>> Start SUPPLIED RECORDS

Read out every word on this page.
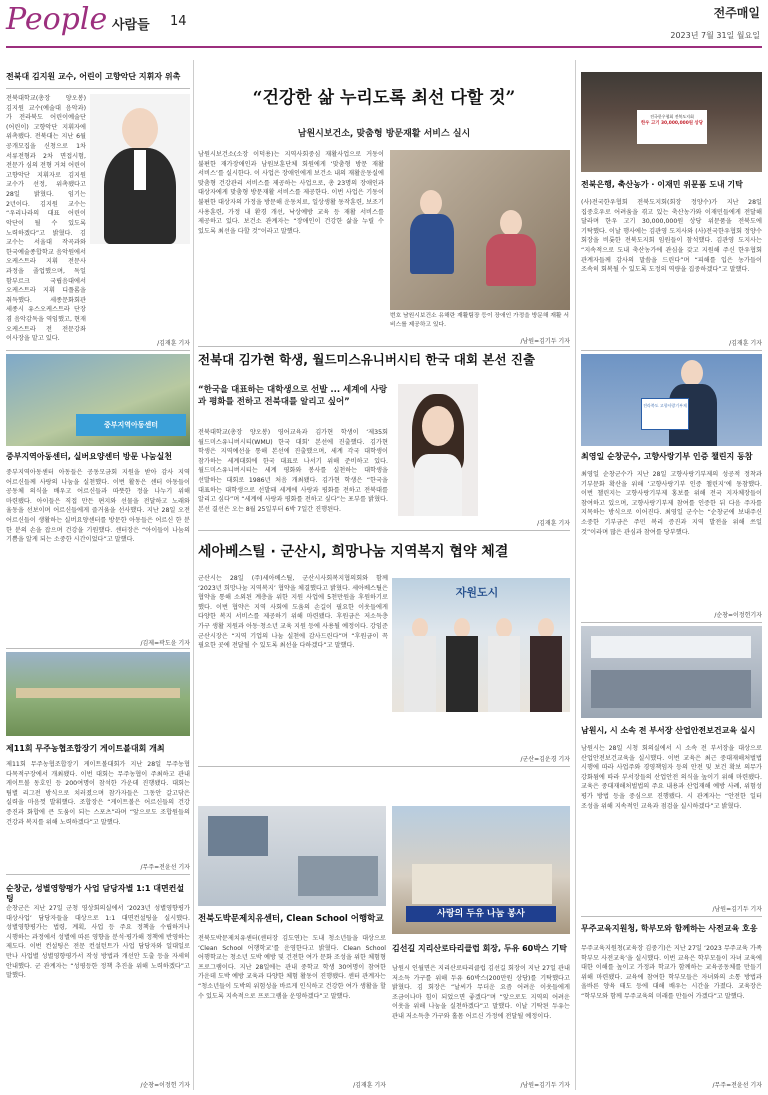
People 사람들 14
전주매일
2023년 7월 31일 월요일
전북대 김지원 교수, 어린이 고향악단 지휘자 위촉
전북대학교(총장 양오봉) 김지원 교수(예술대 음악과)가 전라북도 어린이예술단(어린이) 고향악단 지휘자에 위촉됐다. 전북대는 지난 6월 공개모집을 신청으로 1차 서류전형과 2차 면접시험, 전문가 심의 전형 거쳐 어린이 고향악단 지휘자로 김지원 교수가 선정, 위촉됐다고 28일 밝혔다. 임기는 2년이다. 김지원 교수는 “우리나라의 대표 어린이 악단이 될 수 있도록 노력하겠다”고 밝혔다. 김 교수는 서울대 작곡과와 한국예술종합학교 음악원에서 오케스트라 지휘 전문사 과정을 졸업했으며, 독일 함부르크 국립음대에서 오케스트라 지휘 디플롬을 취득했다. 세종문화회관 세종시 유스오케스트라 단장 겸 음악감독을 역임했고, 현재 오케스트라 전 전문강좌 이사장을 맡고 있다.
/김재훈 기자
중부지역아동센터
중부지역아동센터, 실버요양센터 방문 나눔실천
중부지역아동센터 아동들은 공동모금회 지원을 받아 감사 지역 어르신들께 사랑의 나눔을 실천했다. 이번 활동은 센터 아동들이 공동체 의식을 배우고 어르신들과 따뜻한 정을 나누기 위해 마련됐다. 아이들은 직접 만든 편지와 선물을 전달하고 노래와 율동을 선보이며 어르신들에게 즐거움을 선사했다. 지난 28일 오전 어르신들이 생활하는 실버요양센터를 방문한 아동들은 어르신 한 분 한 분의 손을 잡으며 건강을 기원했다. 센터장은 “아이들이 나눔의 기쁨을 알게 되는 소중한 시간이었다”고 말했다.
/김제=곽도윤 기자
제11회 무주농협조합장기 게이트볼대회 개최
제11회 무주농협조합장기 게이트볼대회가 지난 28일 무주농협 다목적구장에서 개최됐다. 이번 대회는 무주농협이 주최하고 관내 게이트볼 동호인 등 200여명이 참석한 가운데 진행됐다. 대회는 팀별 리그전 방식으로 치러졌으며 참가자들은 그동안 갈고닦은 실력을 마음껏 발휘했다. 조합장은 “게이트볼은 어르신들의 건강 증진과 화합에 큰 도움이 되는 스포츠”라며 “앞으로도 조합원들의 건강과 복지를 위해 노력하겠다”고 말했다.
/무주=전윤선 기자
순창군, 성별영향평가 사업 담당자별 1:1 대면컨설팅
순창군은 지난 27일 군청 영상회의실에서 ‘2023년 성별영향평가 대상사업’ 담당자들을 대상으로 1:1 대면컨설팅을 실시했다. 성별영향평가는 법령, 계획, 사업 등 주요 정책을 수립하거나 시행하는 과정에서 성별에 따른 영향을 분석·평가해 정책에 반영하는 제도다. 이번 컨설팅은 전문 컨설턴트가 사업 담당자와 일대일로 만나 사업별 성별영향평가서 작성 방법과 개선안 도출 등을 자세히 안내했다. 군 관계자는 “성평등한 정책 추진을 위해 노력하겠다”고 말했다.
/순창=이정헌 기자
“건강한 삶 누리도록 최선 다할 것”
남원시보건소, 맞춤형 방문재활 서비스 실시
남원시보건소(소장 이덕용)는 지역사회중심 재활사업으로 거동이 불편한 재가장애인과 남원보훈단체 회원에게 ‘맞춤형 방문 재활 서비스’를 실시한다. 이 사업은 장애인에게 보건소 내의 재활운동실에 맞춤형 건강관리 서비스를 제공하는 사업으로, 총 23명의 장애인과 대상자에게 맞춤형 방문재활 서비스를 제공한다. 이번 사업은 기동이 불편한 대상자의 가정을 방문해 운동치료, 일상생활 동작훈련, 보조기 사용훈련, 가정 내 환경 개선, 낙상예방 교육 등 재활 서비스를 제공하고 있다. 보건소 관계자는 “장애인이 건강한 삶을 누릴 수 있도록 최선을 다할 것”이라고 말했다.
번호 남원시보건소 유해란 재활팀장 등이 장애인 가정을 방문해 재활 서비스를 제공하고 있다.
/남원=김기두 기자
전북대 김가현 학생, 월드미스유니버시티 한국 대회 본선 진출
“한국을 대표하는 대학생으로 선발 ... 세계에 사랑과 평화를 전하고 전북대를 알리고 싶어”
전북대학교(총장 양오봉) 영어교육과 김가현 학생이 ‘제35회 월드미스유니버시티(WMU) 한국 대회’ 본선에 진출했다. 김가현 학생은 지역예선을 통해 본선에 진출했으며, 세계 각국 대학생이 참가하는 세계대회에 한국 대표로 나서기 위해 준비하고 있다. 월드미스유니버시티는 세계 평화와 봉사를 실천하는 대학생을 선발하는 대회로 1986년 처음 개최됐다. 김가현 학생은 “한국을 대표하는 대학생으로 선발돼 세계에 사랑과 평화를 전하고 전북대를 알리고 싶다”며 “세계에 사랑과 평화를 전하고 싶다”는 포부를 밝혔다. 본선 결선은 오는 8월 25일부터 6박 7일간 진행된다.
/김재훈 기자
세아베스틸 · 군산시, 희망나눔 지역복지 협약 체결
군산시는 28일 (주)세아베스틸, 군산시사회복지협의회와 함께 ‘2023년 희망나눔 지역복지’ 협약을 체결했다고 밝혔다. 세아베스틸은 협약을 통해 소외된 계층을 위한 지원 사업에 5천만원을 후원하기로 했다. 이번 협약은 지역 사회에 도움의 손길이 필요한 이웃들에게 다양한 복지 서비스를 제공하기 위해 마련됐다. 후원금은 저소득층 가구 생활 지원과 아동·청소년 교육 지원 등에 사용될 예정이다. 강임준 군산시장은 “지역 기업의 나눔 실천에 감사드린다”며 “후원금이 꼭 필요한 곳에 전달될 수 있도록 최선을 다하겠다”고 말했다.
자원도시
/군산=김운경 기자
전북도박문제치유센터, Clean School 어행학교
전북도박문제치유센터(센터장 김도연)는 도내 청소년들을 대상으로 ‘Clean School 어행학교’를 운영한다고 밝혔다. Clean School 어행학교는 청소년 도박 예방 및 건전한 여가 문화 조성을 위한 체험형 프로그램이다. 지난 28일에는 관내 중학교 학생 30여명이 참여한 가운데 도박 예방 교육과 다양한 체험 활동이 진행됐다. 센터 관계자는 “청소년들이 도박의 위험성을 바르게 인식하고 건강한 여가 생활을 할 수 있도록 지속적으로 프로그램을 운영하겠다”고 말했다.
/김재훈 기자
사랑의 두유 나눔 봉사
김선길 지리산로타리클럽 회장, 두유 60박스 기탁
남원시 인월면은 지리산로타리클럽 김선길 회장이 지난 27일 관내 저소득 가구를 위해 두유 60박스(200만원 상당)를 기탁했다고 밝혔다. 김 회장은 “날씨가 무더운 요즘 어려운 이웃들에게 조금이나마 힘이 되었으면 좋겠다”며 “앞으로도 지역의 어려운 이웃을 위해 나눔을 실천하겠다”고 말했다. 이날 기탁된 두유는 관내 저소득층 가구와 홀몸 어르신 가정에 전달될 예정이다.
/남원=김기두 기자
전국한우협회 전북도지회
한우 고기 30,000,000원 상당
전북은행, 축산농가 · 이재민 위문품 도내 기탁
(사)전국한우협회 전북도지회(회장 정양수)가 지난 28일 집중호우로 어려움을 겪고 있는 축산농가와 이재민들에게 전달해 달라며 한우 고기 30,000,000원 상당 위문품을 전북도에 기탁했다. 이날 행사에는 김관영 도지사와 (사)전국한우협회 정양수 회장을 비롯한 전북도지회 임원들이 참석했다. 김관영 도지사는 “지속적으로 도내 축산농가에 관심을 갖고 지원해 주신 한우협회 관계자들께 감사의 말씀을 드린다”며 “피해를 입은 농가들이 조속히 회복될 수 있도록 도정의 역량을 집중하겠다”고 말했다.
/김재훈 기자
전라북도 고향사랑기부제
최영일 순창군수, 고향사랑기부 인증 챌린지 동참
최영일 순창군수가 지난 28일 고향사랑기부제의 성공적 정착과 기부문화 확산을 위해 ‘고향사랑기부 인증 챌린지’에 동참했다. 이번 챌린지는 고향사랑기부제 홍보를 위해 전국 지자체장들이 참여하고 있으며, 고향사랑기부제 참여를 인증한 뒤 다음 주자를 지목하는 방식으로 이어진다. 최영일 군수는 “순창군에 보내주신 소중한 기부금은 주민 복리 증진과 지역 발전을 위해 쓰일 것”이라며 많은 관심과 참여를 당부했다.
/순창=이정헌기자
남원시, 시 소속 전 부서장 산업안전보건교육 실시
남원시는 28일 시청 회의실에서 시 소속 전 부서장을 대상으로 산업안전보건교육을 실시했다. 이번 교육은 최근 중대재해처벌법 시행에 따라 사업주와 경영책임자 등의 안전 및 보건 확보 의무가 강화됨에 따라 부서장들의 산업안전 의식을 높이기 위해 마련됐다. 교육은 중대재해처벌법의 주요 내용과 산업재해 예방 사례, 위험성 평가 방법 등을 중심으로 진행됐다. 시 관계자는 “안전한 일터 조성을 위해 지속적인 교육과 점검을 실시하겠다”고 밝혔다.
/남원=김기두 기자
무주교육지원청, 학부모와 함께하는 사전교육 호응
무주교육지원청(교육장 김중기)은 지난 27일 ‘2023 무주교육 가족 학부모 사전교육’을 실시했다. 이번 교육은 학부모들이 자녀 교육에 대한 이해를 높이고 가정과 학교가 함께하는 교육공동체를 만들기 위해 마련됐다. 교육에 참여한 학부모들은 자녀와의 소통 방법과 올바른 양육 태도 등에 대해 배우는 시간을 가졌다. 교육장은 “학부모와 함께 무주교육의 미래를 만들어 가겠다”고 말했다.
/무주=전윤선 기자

>> End SUPPLIED RECORDS
>> Start SUPPLIED RECORDS

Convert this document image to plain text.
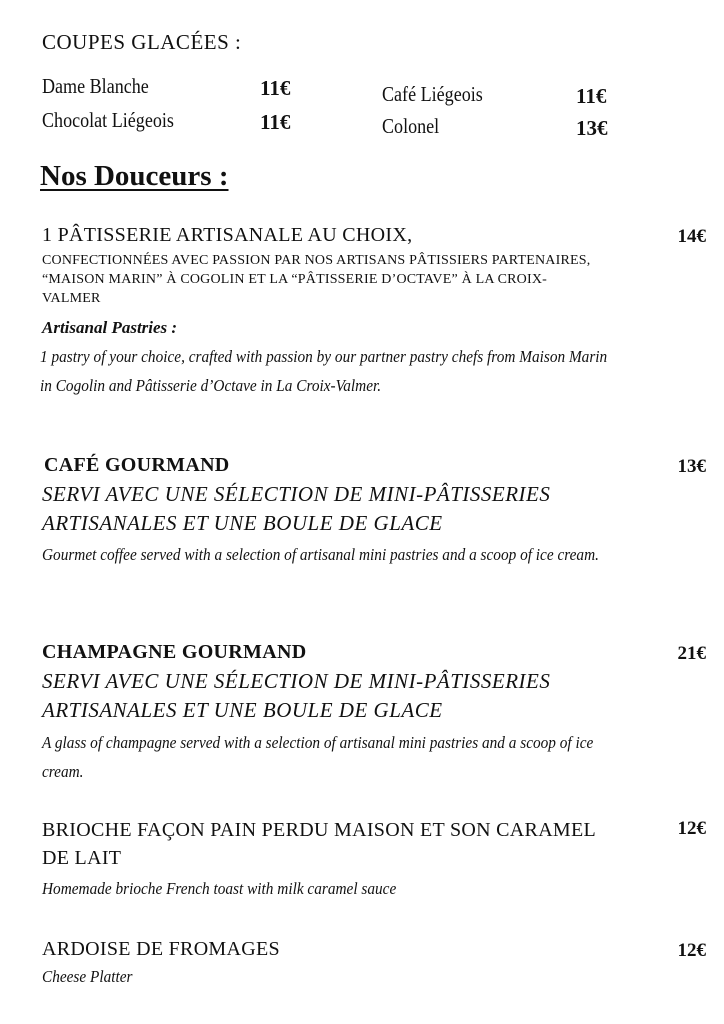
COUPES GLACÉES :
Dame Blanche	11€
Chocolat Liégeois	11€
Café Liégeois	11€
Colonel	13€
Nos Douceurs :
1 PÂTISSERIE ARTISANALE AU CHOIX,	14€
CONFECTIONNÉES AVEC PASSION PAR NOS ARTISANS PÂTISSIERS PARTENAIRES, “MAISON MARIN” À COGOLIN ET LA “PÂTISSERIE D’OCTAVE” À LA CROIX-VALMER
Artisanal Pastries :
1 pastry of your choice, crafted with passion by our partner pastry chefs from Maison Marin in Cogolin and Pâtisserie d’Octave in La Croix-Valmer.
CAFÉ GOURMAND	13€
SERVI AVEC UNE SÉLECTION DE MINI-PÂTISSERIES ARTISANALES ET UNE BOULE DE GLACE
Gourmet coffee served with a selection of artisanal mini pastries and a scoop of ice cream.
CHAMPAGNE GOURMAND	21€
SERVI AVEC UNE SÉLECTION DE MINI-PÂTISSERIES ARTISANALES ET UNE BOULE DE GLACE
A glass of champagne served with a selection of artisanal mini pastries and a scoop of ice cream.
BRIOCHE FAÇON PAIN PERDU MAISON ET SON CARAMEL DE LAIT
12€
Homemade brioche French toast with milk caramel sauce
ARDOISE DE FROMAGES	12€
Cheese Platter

>> End SUPPLIED RECORDS
>> Start SUPPLIED RECORDS

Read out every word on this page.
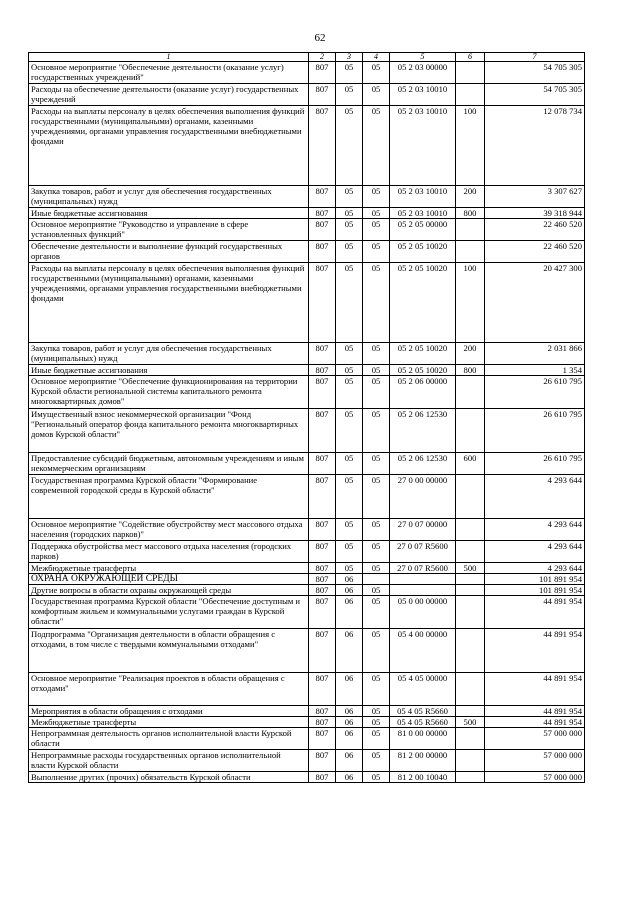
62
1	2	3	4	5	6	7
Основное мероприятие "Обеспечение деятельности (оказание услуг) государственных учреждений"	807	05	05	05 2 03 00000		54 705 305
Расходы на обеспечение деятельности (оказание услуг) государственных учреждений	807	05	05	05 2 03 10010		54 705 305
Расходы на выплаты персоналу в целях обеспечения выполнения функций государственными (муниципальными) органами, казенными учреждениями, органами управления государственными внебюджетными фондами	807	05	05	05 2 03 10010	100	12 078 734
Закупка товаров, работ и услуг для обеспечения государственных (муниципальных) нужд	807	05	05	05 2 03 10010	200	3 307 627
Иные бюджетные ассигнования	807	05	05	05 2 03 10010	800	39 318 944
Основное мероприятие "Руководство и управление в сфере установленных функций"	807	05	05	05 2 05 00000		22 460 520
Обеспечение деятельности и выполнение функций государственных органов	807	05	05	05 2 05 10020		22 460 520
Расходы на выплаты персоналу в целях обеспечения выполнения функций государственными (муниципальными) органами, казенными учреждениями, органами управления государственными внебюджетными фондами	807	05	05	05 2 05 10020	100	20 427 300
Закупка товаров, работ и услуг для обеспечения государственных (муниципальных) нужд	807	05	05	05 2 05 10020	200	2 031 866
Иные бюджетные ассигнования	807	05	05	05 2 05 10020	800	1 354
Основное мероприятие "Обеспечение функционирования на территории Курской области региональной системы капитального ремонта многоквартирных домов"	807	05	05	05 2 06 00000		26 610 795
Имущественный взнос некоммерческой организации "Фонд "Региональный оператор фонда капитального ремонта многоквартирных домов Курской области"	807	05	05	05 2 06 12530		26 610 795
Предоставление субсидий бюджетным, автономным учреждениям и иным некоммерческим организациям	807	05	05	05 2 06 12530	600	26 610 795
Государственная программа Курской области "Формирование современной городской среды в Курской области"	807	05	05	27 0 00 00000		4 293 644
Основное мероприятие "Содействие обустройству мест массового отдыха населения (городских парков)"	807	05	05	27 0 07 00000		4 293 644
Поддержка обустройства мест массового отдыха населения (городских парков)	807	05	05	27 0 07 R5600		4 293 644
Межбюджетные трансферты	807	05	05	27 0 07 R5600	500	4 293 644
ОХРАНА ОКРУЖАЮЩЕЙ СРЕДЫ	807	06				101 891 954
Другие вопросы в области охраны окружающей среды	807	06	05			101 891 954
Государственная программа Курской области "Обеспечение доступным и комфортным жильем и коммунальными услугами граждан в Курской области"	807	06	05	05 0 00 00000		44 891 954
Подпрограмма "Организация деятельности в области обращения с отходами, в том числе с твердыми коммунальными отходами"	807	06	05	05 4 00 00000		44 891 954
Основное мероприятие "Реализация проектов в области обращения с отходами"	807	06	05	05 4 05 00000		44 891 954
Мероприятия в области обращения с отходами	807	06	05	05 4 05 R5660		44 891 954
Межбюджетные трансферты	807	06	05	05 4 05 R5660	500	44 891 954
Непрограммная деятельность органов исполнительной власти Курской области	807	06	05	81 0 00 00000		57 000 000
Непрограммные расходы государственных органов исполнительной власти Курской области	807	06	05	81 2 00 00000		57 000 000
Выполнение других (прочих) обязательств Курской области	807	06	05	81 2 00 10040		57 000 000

>> End SUPPLIED RECORDS

Only lines with the word "전북도지회" are wanted, so copy each one from the records.

EXPECTED OUTPUT:
전국한우협회 전북도지회
(사)전국한우협회 전북도지회(회장 정양수)가 지난 28일 집중호우로 어려움을 겪고 있는 축산농가와 이재민들에게 전달해 달라며 한우 고기 30,000,000원 상당 위문품을 전북도에 기탁했다. 이날 행사에는 김관영 도지사와 (사)전국한우협회 정양수 회장을 비롯한 전북도지회 임원들이 참석했다. 김관영 도지사는 “지속적으로 도내 축산농가에 관심을 갖고 지원해 주신 한우협회 관계자들께 감사의 말씀을 드린다”며 “피해를 입은 농가들이 조속히 회복될 수 있도록 도정의 역량을 집중하겠다”고 말했다.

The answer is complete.